** BEGIN **

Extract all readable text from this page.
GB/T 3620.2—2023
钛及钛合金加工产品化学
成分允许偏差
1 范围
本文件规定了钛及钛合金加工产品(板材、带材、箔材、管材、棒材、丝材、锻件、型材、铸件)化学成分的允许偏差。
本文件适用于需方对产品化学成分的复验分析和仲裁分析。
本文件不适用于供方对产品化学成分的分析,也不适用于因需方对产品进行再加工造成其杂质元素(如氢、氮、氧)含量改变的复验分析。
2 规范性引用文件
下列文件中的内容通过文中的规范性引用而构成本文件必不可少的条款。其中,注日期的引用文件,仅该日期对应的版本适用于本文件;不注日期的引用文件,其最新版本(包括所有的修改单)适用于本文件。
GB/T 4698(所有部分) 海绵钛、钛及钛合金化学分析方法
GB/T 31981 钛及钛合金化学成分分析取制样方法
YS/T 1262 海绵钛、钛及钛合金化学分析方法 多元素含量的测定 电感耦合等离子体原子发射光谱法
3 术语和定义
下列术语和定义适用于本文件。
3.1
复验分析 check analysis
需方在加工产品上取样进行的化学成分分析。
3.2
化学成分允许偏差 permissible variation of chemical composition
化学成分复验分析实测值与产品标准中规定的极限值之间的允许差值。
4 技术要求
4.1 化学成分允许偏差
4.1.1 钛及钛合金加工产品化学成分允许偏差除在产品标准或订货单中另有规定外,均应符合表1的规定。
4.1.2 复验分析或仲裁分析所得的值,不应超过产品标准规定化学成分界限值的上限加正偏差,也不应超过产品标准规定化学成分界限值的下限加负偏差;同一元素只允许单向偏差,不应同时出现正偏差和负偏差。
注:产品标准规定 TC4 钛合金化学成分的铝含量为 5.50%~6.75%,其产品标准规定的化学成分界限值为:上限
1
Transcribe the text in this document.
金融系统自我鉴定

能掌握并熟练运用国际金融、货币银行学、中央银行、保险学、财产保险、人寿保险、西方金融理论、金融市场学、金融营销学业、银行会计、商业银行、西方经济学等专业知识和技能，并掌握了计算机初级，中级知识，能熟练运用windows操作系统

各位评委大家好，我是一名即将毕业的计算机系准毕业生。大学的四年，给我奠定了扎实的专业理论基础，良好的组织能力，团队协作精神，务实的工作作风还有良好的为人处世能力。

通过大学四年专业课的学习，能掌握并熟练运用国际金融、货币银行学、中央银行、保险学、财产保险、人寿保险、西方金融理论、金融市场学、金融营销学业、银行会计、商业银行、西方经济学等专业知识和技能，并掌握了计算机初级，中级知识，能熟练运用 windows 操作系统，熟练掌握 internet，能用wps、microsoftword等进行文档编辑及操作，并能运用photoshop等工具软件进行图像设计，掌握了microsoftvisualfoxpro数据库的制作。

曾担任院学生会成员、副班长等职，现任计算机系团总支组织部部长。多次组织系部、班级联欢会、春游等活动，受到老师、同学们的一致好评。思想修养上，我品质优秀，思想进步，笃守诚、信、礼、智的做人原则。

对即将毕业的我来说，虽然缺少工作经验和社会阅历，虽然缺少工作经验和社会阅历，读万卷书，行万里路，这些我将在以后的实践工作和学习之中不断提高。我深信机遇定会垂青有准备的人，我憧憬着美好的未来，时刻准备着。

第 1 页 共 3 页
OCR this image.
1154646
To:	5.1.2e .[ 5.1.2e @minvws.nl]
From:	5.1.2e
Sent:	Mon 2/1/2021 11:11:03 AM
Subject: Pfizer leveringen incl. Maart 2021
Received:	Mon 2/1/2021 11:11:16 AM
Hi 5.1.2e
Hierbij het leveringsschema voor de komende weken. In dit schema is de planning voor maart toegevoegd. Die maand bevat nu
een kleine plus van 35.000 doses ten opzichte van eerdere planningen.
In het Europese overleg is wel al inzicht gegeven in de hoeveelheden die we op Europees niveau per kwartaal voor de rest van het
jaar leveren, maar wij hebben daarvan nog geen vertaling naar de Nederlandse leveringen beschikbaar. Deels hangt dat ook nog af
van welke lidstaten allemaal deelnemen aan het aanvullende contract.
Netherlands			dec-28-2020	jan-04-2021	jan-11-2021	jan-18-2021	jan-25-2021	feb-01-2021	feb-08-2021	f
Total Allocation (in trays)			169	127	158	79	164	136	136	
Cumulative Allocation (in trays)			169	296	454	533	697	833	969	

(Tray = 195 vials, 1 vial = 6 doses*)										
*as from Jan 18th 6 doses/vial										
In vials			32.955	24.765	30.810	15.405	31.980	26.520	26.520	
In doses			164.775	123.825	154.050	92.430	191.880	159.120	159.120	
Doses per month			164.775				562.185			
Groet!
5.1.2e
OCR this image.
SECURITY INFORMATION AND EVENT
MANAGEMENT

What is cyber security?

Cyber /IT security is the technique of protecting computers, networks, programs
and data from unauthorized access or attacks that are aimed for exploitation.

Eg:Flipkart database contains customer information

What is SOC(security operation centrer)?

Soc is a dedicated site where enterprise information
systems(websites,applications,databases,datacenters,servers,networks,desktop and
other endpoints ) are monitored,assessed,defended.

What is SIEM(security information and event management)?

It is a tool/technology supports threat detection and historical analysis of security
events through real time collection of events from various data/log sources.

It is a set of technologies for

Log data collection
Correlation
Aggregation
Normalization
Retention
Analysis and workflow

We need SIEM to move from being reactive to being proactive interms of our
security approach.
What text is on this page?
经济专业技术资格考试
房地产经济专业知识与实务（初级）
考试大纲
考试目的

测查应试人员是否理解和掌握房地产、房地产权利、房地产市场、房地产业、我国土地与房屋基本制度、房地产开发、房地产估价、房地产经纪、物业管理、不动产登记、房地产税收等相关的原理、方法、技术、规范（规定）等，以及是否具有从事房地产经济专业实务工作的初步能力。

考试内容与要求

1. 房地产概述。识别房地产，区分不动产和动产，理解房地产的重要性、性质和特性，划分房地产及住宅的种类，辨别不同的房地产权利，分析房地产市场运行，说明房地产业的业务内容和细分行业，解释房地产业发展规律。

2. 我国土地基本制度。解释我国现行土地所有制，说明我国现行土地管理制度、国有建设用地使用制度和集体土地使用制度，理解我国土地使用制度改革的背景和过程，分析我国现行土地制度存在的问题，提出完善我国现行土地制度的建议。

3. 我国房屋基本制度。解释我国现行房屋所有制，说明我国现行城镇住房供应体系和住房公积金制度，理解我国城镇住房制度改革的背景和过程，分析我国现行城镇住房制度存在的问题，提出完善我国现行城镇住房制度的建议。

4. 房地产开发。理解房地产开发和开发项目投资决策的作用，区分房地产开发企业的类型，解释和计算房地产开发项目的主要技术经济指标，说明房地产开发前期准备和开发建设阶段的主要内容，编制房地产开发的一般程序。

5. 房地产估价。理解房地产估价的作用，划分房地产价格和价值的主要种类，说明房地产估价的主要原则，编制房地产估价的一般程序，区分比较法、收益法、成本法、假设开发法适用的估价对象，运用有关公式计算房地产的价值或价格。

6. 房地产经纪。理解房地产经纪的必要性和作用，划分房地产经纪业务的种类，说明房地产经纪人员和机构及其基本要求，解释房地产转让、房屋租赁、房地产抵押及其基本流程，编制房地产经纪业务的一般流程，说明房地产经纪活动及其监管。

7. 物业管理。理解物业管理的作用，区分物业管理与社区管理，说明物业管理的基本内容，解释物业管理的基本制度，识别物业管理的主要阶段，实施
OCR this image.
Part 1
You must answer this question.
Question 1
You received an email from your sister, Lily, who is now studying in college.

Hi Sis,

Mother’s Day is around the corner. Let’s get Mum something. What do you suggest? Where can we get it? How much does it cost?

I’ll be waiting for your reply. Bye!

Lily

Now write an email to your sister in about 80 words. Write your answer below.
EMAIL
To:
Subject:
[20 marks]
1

** END **

• [WHAT TO PRODUCE]:
Search the lines above for the string "voor" and copy each line that has it.

• [TASK RESPONSE]:
Hierbij het leveringsschema voor de komende weken. In dit schema is de planning voor maart toegevoegd. Die maand bevat nu
In het Europese overleg is wel al inzicht gegeven in de hoeveelheden die we op Europees niveau per kwartaal voor de rest van het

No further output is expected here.